What is the number of lines holding the word "content"? Give that number alone.

* Start ENTRIES SHOWN *

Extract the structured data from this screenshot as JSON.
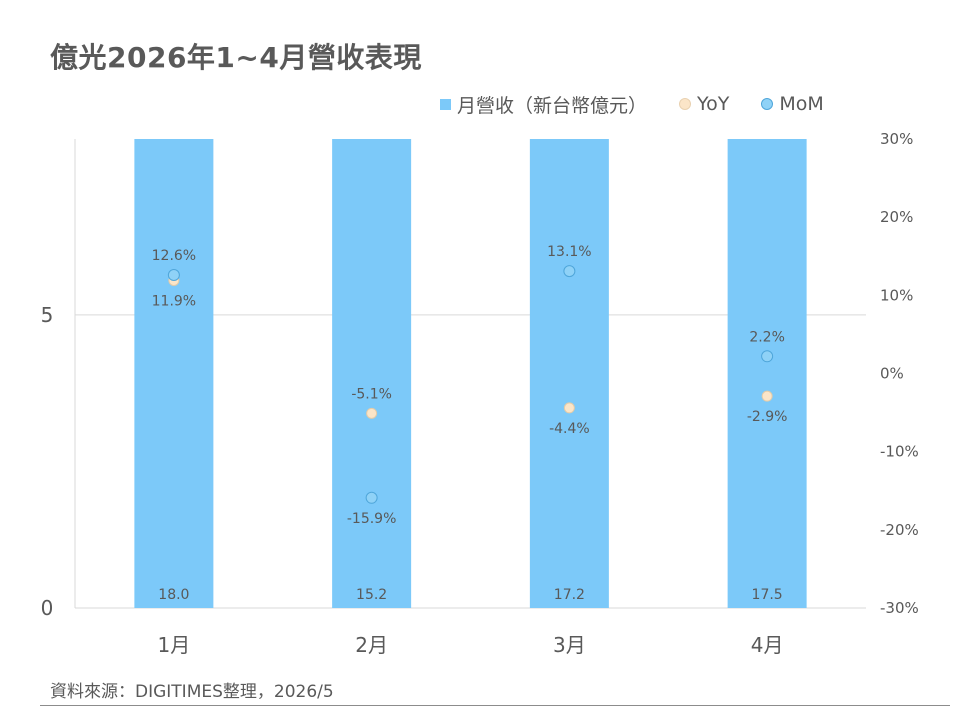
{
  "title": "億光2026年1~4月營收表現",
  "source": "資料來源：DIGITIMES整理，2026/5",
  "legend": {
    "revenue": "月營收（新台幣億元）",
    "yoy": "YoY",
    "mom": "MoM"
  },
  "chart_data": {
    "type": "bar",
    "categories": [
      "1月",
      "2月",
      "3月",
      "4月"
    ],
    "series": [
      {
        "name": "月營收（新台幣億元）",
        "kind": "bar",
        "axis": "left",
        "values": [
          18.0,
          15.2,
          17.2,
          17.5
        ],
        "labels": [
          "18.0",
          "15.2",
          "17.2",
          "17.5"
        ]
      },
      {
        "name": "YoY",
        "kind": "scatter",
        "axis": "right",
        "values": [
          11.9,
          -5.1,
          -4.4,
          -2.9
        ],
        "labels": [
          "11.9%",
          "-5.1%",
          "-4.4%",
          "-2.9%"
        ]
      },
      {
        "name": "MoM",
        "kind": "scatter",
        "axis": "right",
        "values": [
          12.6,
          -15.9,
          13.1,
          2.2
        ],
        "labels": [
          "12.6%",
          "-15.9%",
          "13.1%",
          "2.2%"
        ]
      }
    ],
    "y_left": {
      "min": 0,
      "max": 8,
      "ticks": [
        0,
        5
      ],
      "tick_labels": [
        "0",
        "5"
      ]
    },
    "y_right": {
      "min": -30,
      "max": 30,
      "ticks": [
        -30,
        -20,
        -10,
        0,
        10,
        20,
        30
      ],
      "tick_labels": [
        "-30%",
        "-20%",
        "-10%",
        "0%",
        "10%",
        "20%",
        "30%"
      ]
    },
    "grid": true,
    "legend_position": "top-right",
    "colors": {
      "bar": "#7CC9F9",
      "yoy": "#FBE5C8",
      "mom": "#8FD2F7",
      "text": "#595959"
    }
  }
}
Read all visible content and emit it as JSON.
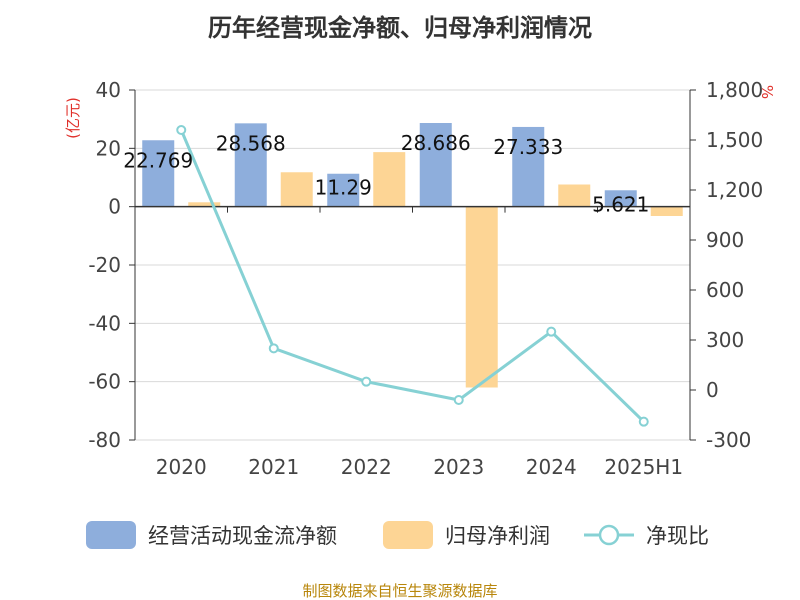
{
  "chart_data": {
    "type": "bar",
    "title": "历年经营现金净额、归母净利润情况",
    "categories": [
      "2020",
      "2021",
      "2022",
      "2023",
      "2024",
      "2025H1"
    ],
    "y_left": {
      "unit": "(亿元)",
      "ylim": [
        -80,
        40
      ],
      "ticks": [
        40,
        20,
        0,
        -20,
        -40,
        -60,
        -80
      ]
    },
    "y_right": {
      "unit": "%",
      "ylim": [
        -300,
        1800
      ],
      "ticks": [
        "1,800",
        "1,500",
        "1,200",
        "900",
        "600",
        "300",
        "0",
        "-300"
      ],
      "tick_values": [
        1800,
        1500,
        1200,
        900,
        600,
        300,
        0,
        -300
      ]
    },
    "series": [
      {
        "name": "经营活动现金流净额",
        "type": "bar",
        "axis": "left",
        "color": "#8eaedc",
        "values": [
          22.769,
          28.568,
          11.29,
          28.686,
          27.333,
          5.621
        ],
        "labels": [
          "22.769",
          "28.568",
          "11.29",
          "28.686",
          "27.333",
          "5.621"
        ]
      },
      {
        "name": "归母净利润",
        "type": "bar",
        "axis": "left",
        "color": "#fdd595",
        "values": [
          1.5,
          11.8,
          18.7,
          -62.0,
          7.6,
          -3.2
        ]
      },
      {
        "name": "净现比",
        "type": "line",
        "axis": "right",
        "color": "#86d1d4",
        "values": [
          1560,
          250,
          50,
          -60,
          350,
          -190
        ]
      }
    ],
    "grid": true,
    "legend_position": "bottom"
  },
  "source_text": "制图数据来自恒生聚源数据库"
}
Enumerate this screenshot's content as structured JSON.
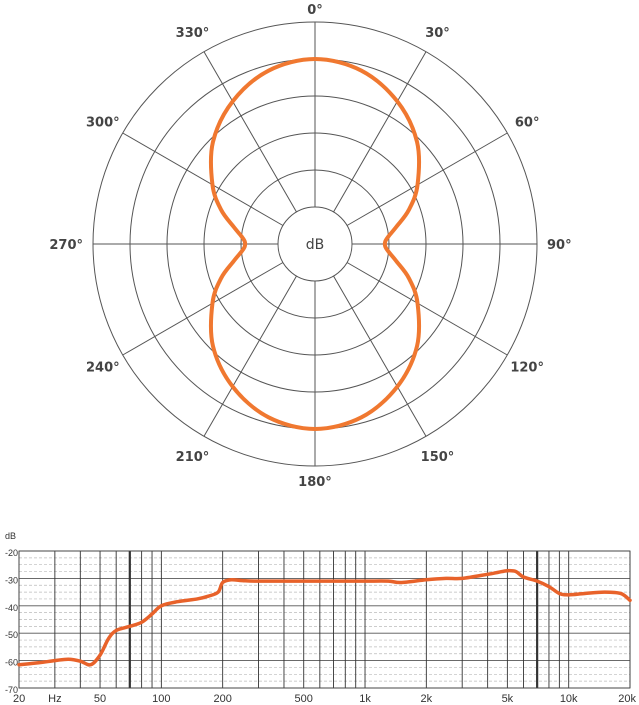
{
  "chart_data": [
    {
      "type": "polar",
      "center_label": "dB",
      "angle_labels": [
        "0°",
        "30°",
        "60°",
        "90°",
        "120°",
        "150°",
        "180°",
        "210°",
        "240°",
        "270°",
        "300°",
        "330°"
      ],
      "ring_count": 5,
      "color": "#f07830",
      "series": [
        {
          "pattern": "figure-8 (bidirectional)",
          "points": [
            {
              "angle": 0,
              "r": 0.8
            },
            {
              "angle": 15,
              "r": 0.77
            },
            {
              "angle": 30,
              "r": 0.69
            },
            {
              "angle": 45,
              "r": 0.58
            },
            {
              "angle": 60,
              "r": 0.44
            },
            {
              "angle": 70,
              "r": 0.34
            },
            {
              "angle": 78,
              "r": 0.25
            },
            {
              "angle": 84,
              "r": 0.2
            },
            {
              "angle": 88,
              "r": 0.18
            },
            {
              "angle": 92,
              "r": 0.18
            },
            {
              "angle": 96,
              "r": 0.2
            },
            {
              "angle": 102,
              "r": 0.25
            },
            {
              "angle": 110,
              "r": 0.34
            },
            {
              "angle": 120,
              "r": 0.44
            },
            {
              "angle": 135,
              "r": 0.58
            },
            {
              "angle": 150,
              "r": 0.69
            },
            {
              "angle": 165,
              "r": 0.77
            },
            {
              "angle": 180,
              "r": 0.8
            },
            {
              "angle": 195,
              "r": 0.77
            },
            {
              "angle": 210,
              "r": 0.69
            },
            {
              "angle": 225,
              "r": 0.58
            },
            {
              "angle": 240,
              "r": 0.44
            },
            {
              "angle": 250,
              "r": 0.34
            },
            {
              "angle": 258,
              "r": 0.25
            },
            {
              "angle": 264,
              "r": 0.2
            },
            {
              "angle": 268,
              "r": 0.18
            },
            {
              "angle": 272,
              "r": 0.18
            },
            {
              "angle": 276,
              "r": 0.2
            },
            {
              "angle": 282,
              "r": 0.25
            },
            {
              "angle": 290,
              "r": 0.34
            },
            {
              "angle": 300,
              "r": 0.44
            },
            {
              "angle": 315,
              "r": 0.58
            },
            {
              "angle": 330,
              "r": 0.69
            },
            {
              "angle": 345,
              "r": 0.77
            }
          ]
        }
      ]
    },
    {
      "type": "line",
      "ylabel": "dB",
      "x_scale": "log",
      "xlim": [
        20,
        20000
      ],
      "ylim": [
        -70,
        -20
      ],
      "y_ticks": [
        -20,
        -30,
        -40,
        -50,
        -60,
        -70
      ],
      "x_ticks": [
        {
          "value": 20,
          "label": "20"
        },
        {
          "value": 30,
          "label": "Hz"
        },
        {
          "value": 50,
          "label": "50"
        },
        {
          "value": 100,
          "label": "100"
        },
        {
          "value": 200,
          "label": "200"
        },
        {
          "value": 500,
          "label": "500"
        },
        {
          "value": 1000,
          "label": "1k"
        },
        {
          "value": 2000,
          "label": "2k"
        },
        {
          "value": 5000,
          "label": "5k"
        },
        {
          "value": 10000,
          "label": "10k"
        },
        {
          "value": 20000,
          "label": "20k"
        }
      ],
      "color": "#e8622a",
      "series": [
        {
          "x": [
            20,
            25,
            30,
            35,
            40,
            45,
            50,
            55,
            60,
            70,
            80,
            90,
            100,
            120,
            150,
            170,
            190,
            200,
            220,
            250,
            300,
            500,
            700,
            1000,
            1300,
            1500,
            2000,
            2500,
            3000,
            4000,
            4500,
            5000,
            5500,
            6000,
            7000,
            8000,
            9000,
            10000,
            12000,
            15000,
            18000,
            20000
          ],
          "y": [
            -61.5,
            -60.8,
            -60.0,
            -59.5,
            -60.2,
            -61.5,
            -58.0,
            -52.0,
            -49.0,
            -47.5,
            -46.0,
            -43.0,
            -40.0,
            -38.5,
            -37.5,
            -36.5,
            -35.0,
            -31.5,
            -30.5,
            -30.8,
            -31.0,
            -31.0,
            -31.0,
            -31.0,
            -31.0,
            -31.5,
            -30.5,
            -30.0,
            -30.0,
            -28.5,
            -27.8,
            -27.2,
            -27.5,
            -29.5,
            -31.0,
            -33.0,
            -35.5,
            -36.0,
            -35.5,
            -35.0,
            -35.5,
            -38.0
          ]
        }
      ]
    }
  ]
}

* End ENTRIES SHOWN *

#### RESPONSE FOR THIS EXERCISE
2